• _WHAT THIS TASK INVOLVES_: Drop the pictures, then extract the listing word for word.

• _Collected data_:
'''

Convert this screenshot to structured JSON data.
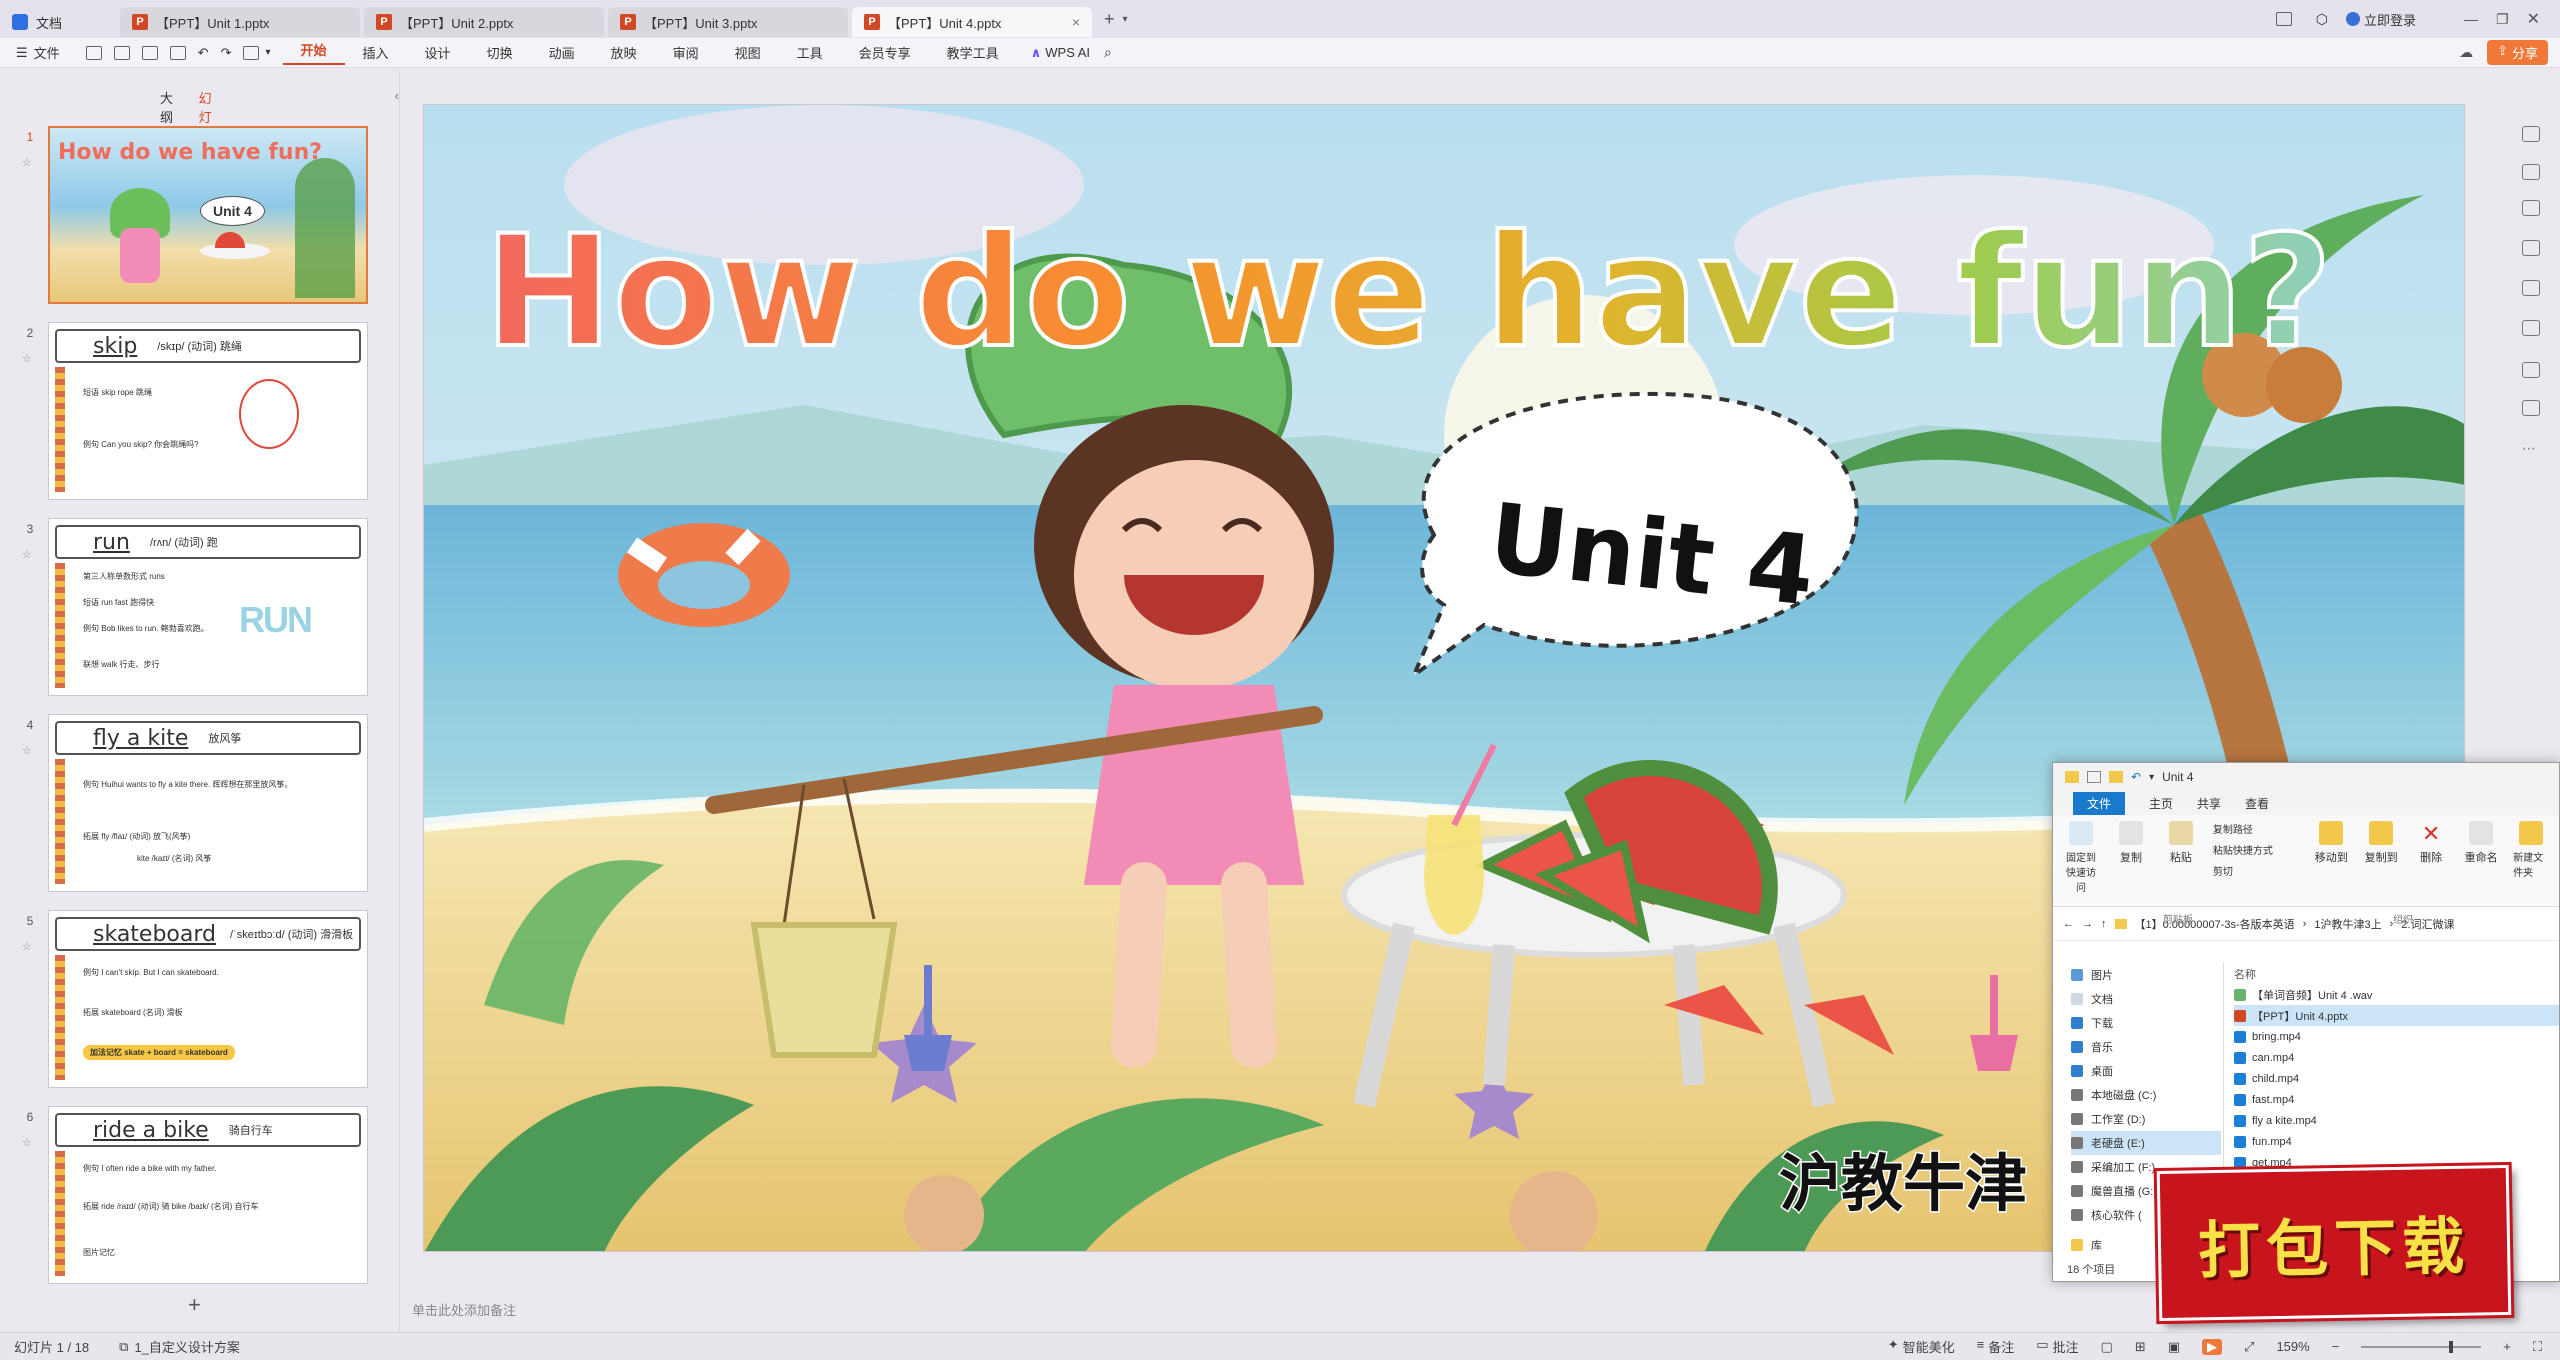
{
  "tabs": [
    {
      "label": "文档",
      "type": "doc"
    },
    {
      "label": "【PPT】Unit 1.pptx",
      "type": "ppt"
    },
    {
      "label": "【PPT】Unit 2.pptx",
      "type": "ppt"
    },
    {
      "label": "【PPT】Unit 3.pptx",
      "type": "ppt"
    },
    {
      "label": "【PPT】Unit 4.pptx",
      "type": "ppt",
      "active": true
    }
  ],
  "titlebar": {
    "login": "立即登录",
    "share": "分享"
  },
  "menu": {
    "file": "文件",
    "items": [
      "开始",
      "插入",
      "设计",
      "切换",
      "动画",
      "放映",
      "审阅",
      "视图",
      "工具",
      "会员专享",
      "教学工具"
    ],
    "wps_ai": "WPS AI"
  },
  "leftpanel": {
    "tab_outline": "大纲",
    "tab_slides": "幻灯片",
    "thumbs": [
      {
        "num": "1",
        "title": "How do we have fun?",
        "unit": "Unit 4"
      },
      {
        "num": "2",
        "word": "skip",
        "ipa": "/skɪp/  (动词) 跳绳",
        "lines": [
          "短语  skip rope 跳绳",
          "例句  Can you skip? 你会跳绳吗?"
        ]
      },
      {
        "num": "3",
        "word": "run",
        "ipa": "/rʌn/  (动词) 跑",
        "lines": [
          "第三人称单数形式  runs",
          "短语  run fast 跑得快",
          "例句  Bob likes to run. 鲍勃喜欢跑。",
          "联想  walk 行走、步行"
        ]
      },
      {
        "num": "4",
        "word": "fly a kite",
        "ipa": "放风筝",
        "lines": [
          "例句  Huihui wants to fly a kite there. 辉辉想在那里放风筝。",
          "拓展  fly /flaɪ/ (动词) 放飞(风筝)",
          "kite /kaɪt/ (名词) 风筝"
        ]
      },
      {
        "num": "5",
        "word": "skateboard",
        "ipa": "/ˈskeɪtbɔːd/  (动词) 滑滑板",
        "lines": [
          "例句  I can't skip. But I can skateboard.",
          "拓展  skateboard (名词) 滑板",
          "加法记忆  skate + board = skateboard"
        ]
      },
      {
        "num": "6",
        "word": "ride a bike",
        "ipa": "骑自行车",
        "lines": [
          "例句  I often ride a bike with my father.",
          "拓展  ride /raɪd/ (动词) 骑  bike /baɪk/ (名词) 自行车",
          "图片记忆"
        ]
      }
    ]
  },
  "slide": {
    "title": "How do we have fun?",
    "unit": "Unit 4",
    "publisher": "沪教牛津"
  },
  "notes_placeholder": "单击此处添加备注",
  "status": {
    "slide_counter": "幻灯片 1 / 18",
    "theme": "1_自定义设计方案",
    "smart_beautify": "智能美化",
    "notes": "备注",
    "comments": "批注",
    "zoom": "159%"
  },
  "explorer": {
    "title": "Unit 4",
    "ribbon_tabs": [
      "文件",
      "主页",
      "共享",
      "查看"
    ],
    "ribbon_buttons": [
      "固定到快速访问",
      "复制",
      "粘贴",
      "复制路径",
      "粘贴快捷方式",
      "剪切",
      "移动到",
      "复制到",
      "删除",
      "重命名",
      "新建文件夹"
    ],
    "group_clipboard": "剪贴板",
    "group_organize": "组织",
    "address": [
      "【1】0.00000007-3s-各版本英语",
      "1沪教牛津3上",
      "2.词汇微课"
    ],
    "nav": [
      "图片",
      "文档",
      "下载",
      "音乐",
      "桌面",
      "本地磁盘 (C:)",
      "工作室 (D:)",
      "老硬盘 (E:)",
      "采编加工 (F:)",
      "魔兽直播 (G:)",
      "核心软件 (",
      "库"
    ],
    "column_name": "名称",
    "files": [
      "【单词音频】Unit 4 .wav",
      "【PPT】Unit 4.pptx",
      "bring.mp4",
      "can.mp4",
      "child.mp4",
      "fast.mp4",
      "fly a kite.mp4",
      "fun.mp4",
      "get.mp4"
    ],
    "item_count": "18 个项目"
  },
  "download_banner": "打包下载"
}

'''

• _SOLUTION TO THIS PROBLEM_:
Convert this screenshot to structured JSON data.
{
  "tabs": [
    {
      "label": "文档",
      "type": "doc"
    },
    {
      "label": "【PPT】Unit 1.pptx",
      "type": "ppt"
    },
    {
      "label": "【PPT】Unit 2.pptx",
      "type": "ppt"
    },
    {
      "label": "【PPT】Unit 3.pptx",
      "type": "ppt"
    },
    {
      "label": "【PPT】Unit 4.pptx",
      "type": "ppt",
      "active": true
    }
  ],
  "titlebar": {
    "login": "立即登录",
    "share": "分享"
  },
  "menu": {
    "file": "文件",
    "items": [
      "开始",
      "插入",
      "设计",
      "切换",
      "动画",
      "放映",
      "审阅",
      "视图",
      "工具",
      "会员专享",
      "教学工具"
    ],
    "wps_ai": "WPS AI"
  },
  "leftpanel": {
    "tab_outline": "大纲",
    "tab_slides": "幻灯片",
    "thumbs": [
      {
        "num": "1",
        "title": "How do we have fun?",
        "unit": "Unit 4"
      },
      {
        "num": "2",
        "word": "skip",
        "ipa": "/skɪp/  (动词) 跳绳",
        "lines": [
          "短语  skip rope 跳绳",
          "例句  Can you skip? 你会跳绳吗?"
        ]
      },
      {
        "num": "3",
        "word": "run",
        "ipa": "/rʌn/  (动词) 跑",
        "lines": [
          "第三人称单数形式  runs",
          "短语  run fast 跑得快",
          "例句  Bob likes to run. 鲍勃喜欢跑。",
          "联想  walk 行走、步行"
        ]
      },
      {
        "num": "4",
        "word": "fly a kite",
        "ipa": "放风筝",
        "lines": [
          "例句  Huihui wants to fly a kite there. 辉辉想在那里放风筝。",
          "拓展  fly /flaɪ/ (动词) 放飞(风筝)",
          "kite /kaɪt/ (名词) 风筝"
        ]
      },
      {
        "num": "5",
        "word": "skateboard",
        "ipa": "/ˈskeɪtbɔːd/  (动词) 滑滑板",
        "lines": [
          "例句  I can't skip. But I can skateboard.",
          "拓展  skateboard (名词) 滑板",
          "加法记忆  skate + board = skateboard"
        ]
      },
      {
        "num": "6",
        "word": "ride a bike",
        "ipa": "骑自行车",
        "lines": [
          "例句  I often ride a bike with my father.",
          "拓展  ride /raɪd/ (动词) 骑  bike /baɪk/ (名词) 自行车",
          "图片记忆"
        ]
      }
    ]
  },
  "slide": {
    "title": "How do we have fun?",
    "unit": "Unit 4",
    "publisher": "沪教牛津"
  },
  "notes_placeholder": "单击此处添加备注",
  "status": {
    "slide_counter": "幻灯片 1 / 18",
    "theme": "1_自定义设计方案",
    "smart_beautify": "智能美化",
    "notes": "备注",
    "comments": "批注",
    "zoom": "159%"
  },
  "explorer": {
    "title": "Unit 4",
    "ribbon_tabs": [
      "文件",
      "主页",
      "共享",
      "查看"
    ],
    "ribbon_buttons": [
      "固定到快速访问",
      "复制",
      "粘贴",
      "复制路径",
      "粘贴快捷方式",
      "剪切",
      "移动到",
      "复制到",
      "删除",
      "重命名",
      "新建文件夹"
    ],
    "group_clipboard": "剪贴板",
    "group_organize": "组织",
    "address": [
      "【1】0.00000007-3s-各版本英语",
      "1沪教牛津3上",
      "2.词汇微课"
    ],
    "nav": [
      "图片",
      "文档",
      "下载",
      "音乐",
      "桌面",
      "本地磁盘 (C:)",
      "工作室 (D:)",
      "老硬盘 (E:)",
      "采编加工 (F:)",
      "魔兽直播 (G:)",
      "核心软件 (",
      "库"
    ],
    "column_name": "名称",
    "files": [
      "【单词音频】Unit 4 .wav",
      "【PPT】Unit 4.pptx",
      "bring.mp4",
      "can.mp4",
      "child.mp4",
      "fast.mp4",
      "fly a kite.mp4",
      "fun.mp4",
      "get.mp4"
    ],
    "item_count": "18 个项目"
  },
  "download_banner": "打包下载"
}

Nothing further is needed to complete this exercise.